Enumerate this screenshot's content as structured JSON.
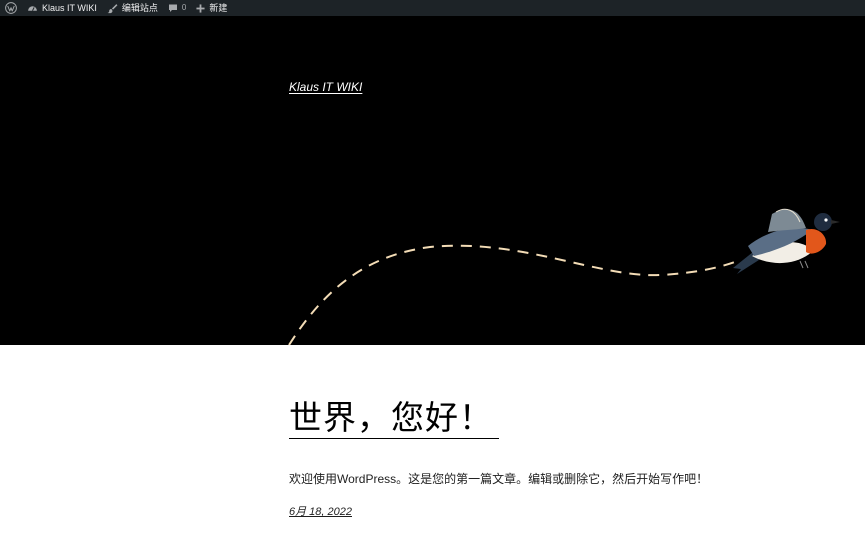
{
  "admin_bar": {
    "site_name": "Klaus IT WIKI",
    "customize_label": "编辑站点",
    "comments_count": "0",
    "new_label": "新建"
  },
  "header": {
    "site_title": "Klaus IT WIKI"
  },
  "post": {
    "title": "世界，您好！",
    "excerpt": "欢迎使用WordPress。这是您的第一篇文章。编辑或删除它，然后开始写作吧！",
    "date": "6月 18, 2022"
  },
  "colors": {
    "admin_bar_bg": "#1d2327",
    "header_bg": "#000000",
    "dash_line": "#f3dcb6",
    "bird_breast": "#e2571b"
  },
  "icons": [
    "wordpress-logo-icon",
    "dashboard-gauge-icon",
    "brush-icon",
    "comment-bubble-icon",
    "plus-icon",
    "bird-illustration"
  ]
}
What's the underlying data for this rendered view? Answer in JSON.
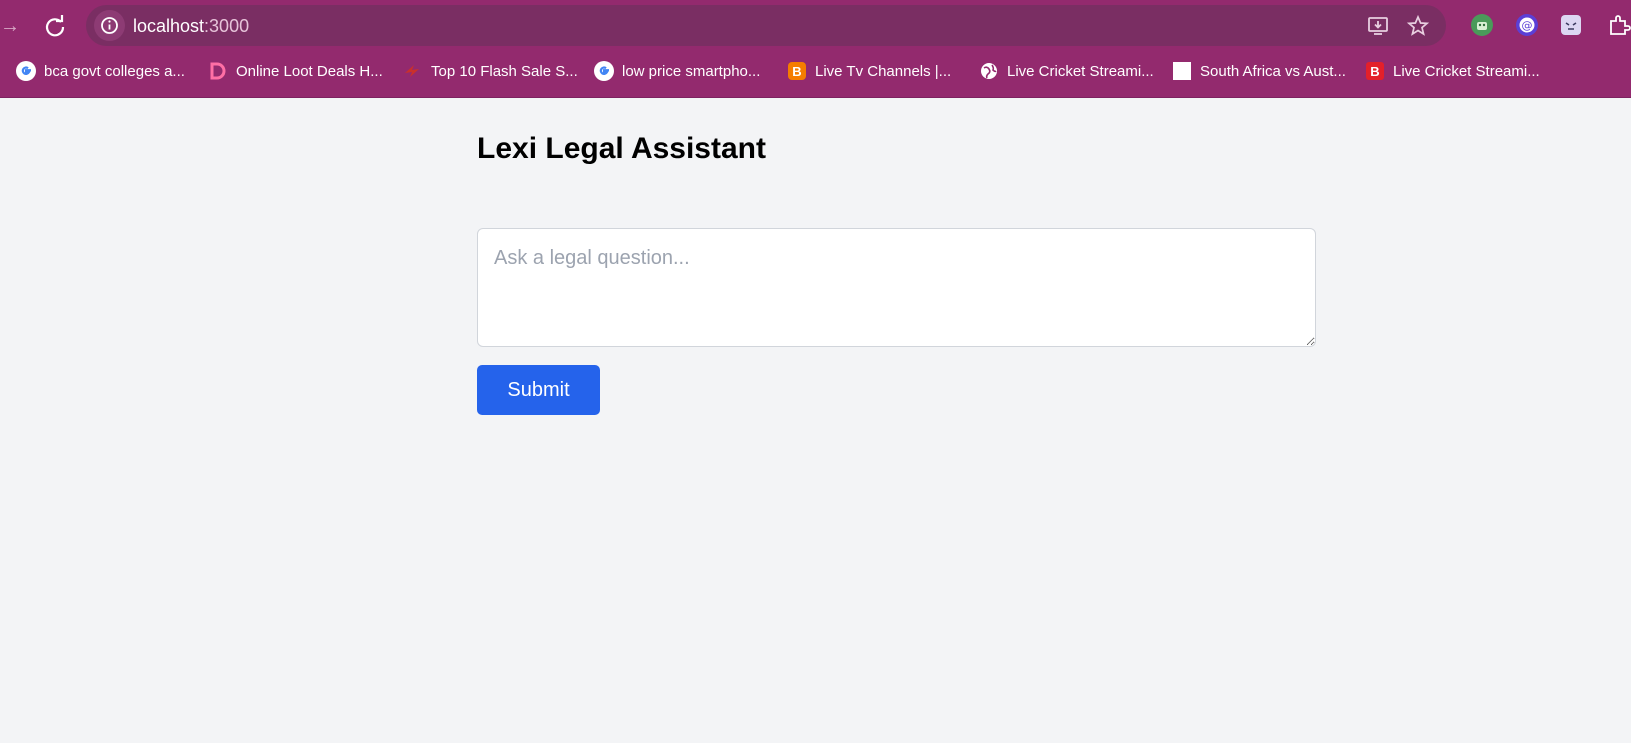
{
  "browser": {
    "url_host": "localhost",
    "url_port": ":3000",
    "bookmarks": [
      {
        "label": "bca govt colleges a...",
        "icon": "google-icon"
      },
      {
        "label": "Online Loot Deals H...",
        "icon": "d-logo-icon"
      },
      {
        "label": "Top 10 Flash Sale S...",
        "icon": "flash-sale-icon"
      },
      {
        "label": "low price smartpho...",
        "icon": "google-icon"
      },
      {
        "label": "Live Tv Channels |...",
        "icon": "blogger-icon"
      },
      {
        "label": "Live Cricket Streami...",
        "icon": "globe-icon"
      },
      {
        "label": "South Africa vs Aust...",
        "icon": "blank-page-icon"
      },
      {
        "label": "Live Cricket Streami...",
        "icon": "b-logo-icon"
      }
    ]
  },
  "page": {
    "title": "Lexi Legal Assistant",
    "question_placeholder": "Ask a legal question...",
    "question_value": "",
    "submit_label": "Submit"
  },
  "colors": {
    "chrome": "#932a6e",
    "omnibox": "#7a2e63",
    "page_background": "#f3f4f6",
    "button": "#2563eb"
  }
}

######

# [Prompt]
Pictures are excluded; copy all other data exactly as shown.

# [Final result]
Enumerate this screenshot's content as structured JSON.
{
  "admin_bar": {
    "site_name": "Klaus IT WIKI",
    "customize_label": "编辑站点",
    "comments_count": "0",
    "new_label": "新建"
  },
  "header": {
    "site_title": "Klaus IT WIKI"
  },
  "post": {
    "title": "世界，您好！",
    "excerpt": "欢迎使用WordPress。这是您的第一篇文章。编辑或删除它，然后开始写作吧！",
    "date": "6月 18, 2022"
  },
  "colors": {
    "admin_bar_bg": "#1d2327",
    "header_bg": "#000000",
    "dash_line": "#f3dcb6",
    "bird_breast": "#e2571b"
  },
  "icons": [
    "wordpress-logo-icon",
    "dashboard-gauge-icon",
    "brush-icon",
    "comment-bubble-icon",
    "plus-icon",
    "bird-illustration"
  ]
}
What's the underlying data for this rendered view? Answer in JSON.
{
  "browser": {
    "url_host": "localhost",
    "url_port": ":3000",
    "bookmarks": [
      {
        "label": "bca govt colleges a...",
        "icon": "google-icon"
      },
      {
        "label": "Online Loot Deals H...",
        "icon": "d-logo-icon"
      },
      {
        "label": "Top 10 Flash Sale S...",
        "icon": "flash-sale-icon"
      },
      {
        "label": "low price smartpho...",
        "icon": "google-icon"
      },
      {
        "label": "Live Tv Channels |...",
        "icon": "blogger-icon"
      },
      {
        "label": "Live Cricket Streami...",
        "icon": "globe-icon"
      },
      {
        "label": "South Africa vs Aust...",
        "icon": "blank-page-icon"
      },
      {
        "label": "Live Cricket Streami...",
        "icon": "b-logo-icon"
      }
    ]
  },
  "page": {
    "title": "Lexi Legal Assistant",
    "question_placeholder": "Ask a legal question...",
    "question_value": "",
    "submit_label": "Submit"
  },
  "colors": {
    "chrome": "#932a6e",
    "omnibox": "#7a2e63",
    "page_background": "#f3f4f6",
    "button": "#2563eb"
  }
}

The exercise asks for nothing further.